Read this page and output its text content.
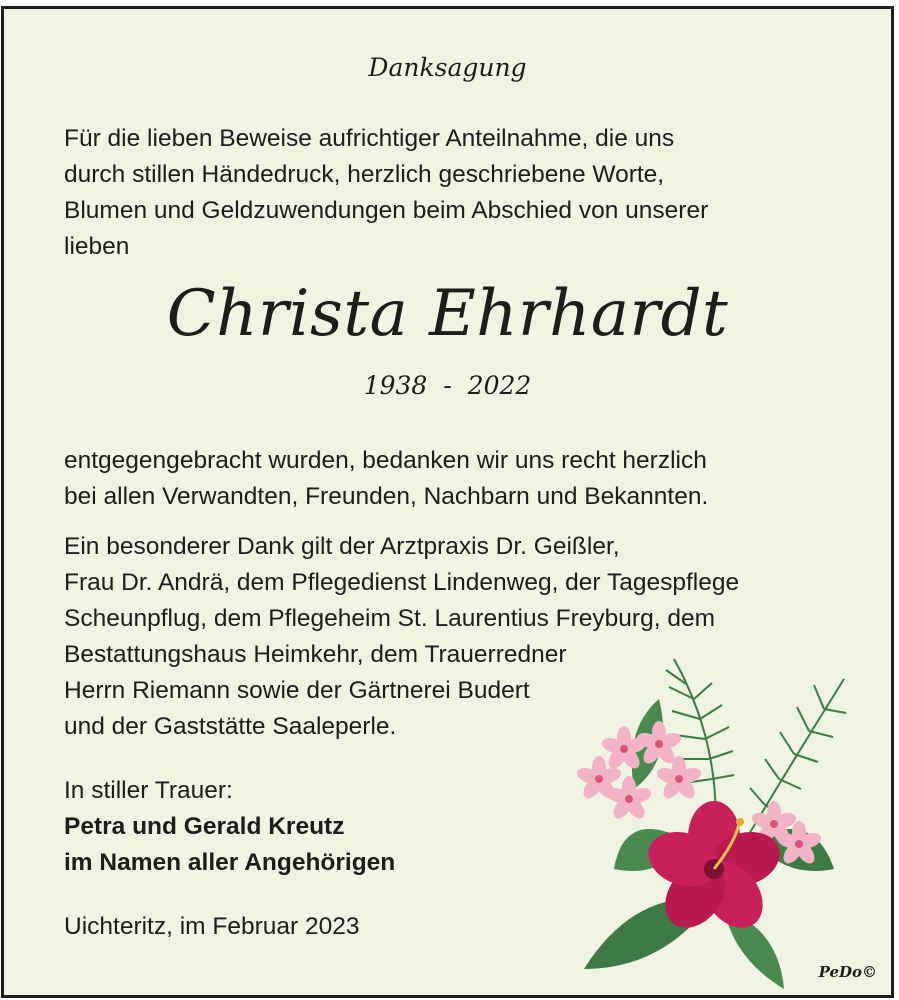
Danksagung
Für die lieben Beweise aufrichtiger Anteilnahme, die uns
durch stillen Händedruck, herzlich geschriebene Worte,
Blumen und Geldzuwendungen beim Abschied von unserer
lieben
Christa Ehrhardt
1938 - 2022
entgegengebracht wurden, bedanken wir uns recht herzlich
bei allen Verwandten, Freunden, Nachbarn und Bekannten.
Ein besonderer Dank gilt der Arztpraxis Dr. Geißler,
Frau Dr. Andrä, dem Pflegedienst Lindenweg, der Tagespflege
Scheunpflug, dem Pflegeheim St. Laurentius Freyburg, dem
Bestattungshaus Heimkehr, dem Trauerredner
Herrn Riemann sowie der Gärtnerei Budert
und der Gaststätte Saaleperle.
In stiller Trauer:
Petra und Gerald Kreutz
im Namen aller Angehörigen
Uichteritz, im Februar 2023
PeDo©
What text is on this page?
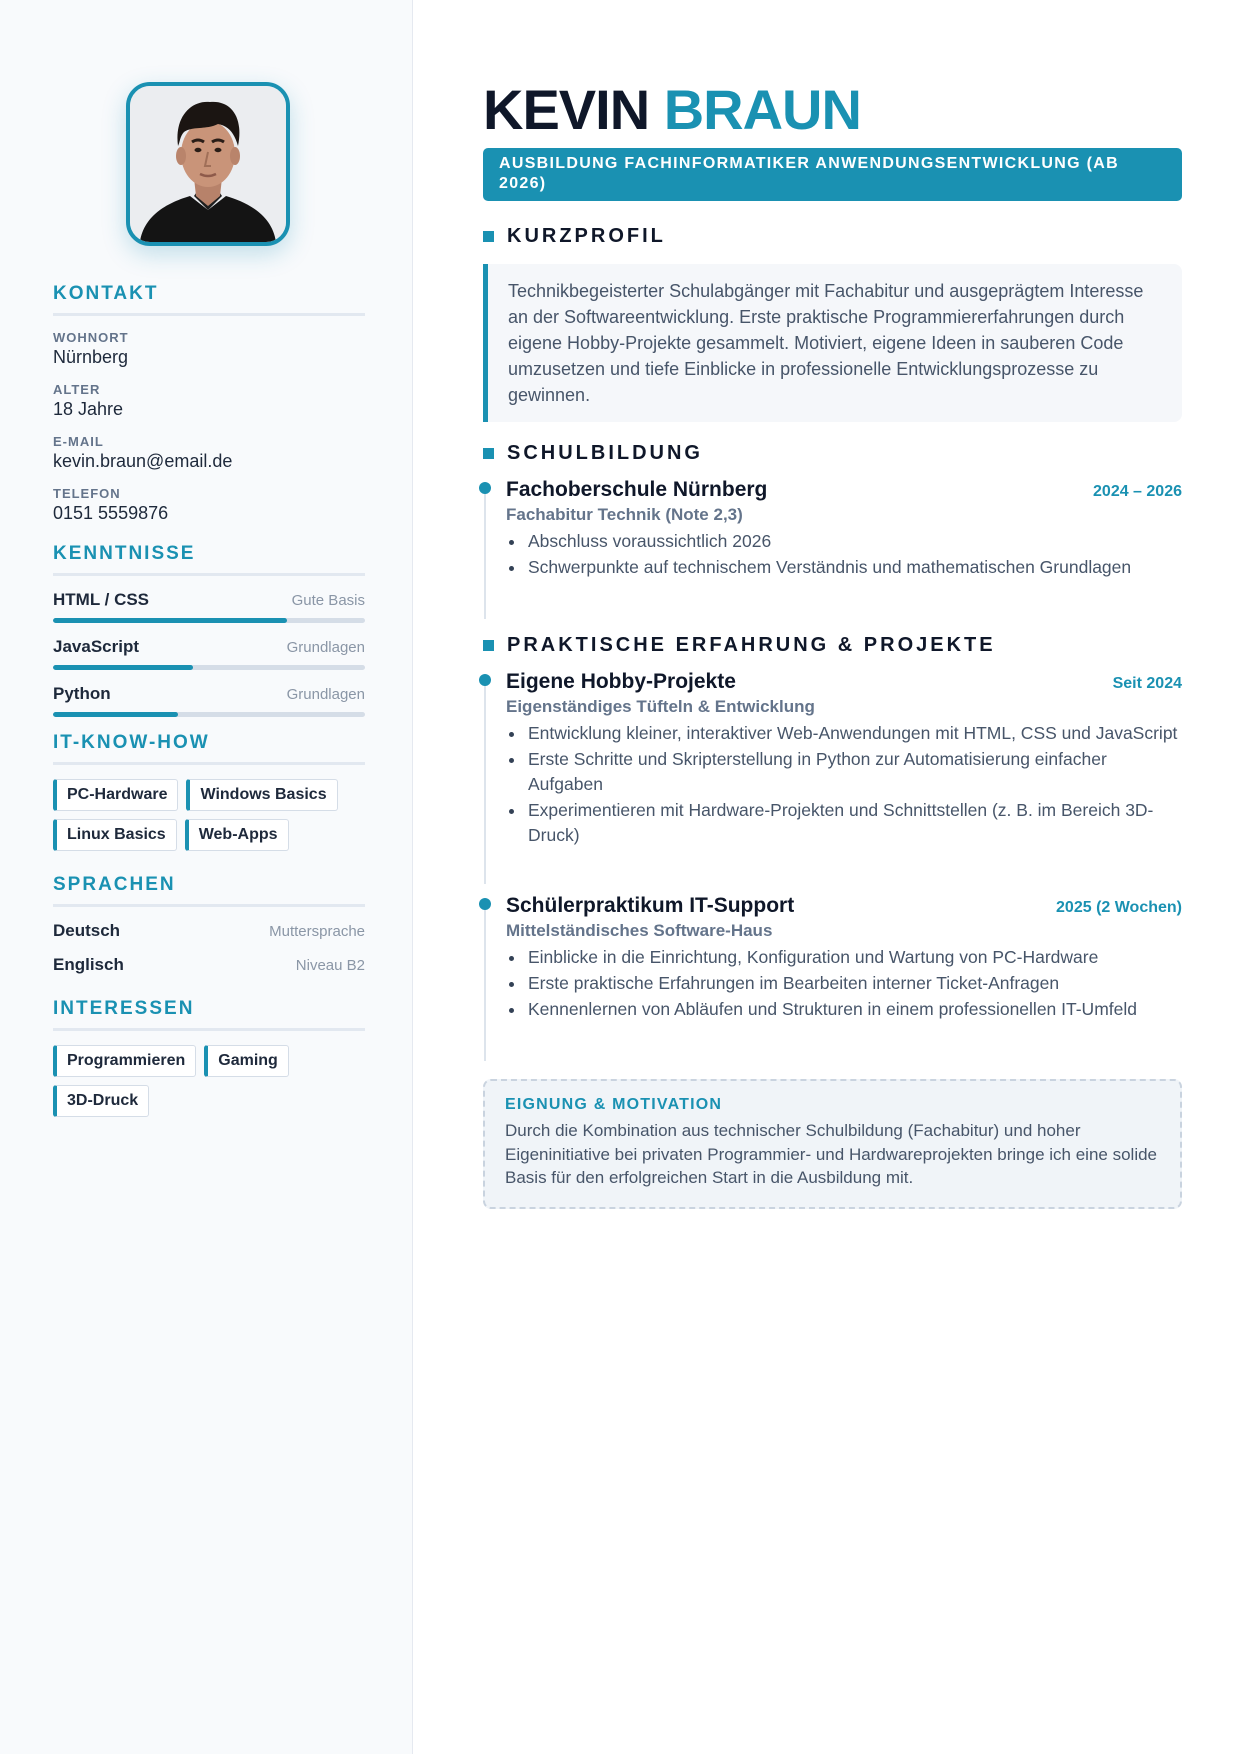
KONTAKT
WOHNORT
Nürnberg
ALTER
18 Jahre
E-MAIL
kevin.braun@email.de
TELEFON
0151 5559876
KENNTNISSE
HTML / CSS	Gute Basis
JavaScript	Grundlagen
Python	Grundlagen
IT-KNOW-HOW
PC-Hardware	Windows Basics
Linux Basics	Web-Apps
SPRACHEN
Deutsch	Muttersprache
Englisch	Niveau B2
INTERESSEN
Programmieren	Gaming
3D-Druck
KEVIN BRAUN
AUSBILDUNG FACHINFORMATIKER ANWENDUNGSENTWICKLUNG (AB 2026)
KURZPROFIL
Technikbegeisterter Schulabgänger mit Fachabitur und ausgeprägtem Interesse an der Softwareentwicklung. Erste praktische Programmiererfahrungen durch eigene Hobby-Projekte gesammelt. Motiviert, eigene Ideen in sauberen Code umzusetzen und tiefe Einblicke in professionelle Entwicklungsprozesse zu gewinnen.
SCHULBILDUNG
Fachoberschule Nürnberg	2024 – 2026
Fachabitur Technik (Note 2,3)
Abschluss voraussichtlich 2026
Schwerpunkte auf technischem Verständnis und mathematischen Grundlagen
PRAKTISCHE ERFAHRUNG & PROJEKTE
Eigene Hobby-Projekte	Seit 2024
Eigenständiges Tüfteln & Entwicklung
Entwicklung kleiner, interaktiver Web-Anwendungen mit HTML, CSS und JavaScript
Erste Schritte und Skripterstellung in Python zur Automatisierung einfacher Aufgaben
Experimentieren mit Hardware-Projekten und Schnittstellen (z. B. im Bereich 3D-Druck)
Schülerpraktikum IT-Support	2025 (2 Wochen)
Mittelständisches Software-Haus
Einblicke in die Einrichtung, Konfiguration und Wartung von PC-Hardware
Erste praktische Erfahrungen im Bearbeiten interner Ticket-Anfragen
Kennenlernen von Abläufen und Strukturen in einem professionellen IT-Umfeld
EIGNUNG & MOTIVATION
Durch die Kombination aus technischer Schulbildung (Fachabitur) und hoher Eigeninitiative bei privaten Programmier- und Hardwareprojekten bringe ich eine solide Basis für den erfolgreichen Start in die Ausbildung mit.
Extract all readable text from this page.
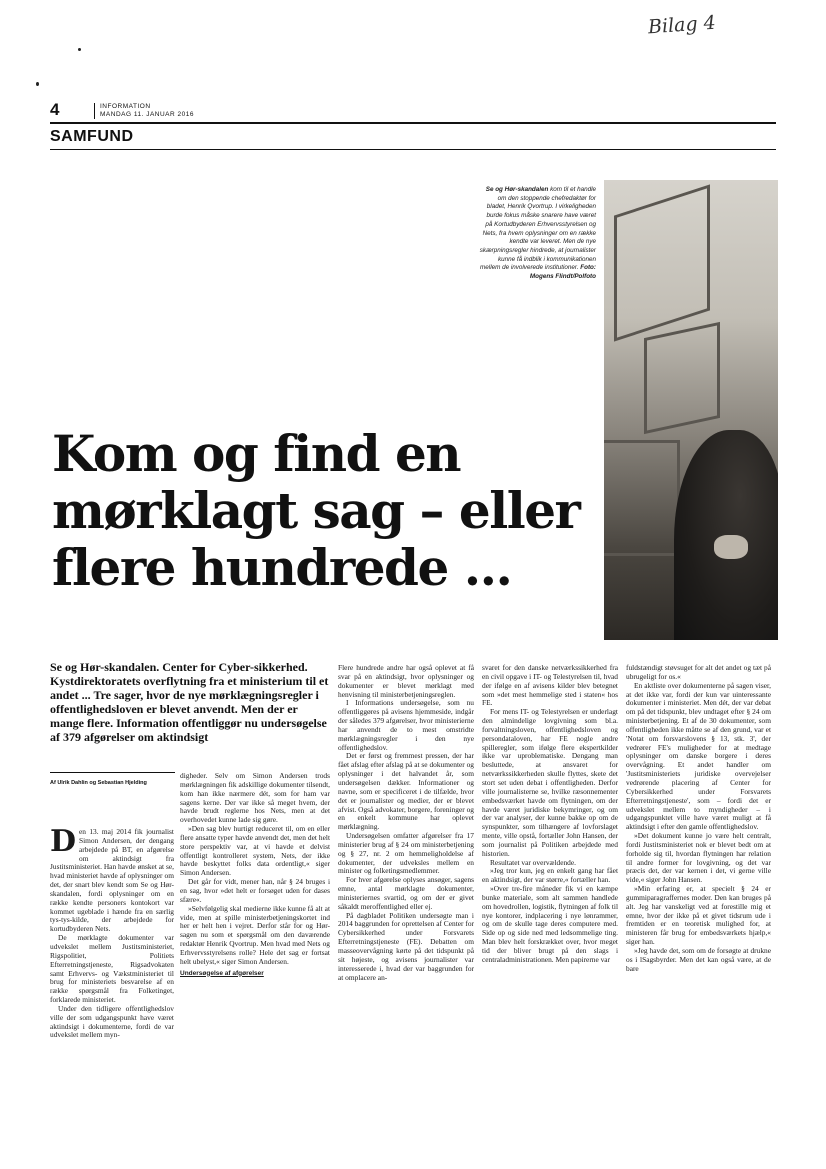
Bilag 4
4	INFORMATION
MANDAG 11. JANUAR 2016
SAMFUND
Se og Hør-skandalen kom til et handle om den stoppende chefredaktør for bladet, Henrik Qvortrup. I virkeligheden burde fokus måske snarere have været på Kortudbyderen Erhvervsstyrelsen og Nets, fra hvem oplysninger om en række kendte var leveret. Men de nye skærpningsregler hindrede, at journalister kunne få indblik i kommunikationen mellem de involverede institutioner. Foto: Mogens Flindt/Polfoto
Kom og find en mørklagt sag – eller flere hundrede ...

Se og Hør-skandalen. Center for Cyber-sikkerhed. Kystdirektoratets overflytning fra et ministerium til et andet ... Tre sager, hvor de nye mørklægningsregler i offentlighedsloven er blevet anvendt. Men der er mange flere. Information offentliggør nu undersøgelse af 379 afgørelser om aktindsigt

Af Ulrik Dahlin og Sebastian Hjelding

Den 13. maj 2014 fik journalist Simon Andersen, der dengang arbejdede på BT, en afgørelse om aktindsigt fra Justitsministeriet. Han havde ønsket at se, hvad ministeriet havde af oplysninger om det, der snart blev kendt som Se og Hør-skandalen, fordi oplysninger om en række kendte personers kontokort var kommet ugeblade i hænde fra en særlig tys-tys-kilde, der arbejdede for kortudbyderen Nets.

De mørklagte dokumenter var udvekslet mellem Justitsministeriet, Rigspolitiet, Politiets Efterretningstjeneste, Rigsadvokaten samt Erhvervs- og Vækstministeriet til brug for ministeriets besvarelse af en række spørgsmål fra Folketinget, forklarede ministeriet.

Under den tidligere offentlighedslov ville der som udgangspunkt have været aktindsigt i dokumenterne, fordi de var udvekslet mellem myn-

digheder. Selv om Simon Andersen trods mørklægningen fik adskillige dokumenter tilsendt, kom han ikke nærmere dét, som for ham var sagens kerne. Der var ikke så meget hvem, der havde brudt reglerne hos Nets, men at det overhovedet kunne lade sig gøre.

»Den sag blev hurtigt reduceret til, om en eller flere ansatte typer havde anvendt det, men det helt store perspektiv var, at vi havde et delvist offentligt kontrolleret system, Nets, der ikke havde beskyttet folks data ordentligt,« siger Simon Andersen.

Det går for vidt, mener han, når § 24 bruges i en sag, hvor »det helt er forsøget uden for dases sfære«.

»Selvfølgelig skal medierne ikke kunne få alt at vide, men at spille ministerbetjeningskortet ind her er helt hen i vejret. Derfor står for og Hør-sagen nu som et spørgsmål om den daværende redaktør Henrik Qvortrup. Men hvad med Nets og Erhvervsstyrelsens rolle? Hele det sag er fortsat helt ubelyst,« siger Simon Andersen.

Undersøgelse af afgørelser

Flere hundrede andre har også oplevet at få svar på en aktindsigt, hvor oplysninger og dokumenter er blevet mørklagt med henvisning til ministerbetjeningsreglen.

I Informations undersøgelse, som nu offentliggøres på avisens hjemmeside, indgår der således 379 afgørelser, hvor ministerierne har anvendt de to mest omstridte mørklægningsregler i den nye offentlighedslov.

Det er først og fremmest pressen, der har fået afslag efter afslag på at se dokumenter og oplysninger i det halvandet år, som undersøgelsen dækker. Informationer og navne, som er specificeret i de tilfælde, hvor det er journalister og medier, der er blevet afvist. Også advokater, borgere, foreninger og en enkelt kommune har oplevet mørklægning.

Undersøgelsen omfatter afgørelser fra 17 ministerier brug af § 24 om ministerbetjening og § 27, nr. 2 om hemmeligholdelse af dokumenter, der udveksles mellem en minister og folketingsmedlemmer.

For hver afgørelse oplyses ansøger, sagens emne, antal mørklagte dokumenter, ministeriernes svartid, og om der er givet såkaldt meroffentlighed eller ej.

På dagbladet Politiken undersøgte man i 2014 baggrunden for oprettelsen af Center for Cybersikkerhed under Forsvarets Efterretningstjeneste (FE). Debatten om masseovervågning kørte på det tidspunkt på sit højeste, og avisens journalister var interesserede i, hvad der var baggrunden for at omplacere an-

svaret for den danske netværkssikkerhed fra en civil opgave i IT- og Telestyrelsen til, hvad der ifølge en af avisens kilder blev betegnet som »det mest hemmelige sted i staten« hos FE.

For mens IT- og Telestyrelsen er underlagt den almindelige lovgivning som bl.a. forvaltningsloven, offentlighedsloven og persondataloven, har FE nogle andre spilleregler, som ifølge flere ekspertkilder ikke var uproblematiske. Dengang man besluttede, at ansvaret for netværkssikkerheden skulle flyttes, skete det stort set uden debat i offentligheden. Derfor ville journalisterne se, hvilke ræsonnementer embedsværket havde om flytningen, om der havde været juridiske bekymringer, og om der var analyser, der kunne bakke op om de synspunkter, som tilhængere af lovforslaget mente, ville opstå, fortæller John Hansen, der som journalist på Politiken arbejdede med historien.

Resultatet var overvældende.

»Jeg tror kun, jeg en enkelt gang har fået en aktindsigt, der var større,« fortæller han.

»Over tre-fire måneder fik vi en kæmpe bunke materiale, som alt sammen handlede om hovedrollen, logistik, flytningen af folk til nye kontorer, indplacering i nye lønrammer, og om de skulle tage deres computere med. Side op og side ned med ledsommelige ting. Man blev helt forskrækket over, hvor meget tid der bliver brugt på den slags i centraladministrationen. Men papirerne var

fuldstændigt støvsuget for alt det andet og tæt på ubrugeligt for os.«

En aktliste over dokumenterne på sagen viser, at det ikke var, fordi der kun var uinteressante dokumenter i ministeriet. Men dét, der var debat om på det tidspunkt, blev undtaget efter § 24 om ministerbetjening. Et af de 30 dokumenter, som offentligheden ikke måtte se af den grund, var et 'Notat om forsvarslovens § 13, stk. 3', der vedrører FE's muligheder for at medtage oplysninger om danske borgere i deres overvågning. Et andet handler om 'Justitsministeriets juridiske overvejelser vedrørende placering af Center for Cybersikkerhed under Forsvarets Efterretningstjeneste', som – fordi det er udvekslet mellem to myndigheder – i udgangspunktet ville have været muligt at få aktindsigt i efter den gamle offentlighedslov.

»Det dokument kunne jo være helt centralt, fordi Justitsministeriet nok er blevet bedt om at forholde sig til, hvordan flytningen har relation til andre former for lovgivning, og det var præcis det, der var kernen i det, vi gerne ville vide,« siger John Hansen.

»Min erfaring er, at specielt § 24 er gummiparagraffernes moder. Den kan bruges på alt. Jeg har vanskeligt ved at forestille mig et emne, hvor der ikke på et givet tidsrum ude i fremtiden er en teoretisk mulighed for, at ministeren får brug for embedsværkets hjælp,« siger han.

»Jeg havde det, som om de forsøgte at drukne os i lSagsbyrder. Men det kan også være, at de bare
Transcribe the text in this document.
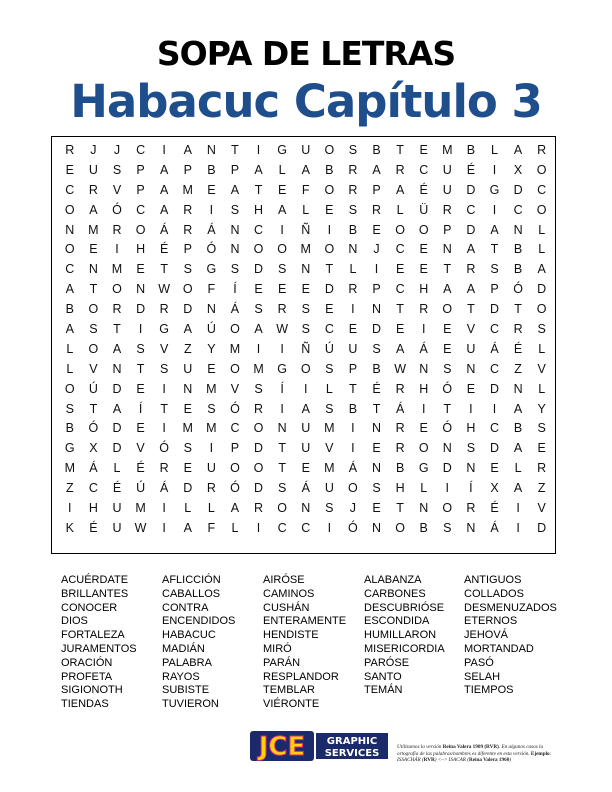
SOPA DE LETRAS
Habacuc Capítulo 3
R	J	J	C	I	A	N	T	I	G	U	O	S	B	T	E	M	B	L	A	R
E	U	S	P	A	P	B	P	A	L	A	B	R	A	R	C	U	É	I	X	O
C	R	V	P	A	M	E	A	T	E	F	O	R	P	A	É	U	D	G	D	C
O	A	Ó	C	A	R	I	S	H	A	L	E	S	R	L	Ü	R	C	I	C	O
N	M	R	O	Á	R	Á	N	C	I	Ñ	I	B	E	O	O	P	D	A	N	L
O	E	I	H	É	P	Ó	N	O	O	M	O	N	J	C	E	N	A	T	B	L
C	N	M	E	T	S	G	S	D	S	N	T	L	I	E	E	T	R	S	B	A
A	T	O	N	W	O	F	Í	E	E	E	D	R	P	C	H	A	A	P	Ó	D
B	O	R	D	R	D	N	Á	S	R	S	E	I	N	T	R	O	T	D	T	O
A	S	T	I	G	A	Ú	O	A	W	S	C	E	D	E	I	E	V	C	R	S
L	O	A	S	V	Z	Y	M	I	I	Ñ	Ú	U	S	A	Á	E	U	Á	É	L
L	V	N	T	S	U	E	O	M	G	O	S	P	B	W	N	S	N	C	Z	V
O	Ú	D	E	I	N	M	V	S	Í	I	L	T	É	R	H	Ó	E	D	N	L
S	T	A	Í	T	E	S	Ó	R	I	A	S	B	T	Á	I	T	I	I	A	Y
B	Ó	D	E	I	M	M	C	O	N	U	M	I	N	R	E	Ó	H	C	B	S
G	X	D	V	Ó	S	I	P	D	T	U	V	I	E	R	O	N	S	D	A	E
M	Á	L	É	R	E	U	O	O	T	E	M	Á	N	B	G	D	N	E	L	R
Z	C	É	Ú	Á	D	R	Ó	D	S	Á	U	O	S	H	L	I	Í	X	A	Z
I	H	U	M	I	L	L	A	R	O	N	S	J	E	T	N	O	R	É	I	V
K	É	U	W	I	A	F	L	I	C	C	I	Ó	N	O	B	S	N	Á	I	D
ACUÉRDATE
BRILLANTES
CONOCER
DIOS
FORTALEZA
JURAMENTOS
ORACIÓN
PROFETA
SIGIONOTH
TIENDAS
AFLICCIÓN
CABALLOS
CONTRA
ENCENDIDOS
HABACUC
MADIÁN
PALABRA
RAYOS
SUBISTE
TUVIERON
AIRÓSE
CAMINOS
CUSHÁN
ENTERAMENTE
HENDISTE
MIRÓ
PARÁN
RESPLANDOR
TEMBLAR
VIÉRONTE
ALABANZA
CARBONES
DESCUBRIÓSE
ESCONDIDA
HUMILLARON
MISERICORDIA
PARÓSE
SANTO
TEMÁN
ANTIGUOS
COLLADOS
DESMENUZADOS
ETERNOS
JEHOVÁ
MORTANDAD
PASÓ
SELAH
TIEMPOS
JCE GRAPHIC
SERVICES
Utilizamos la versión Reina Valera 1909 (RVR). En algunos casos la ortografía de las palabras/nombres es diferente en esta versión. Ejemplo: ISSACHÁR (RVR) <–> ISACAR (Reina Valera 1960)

INSTRUCTIONS TO FOLLOW
Find all lines holding the string "Basis" and copy them.

ANSWER TO THIS EXERCISE
HTML / CSS	Gute Basis
Durch die Kombination aus technischer Schulbildung (Fachabitur) und hoher Eigeninitiative bei privaten Programmier- und Hardwareprojekten bringe ich eine solide Basis für den erfolgreichen Start in die Ausbildung mit.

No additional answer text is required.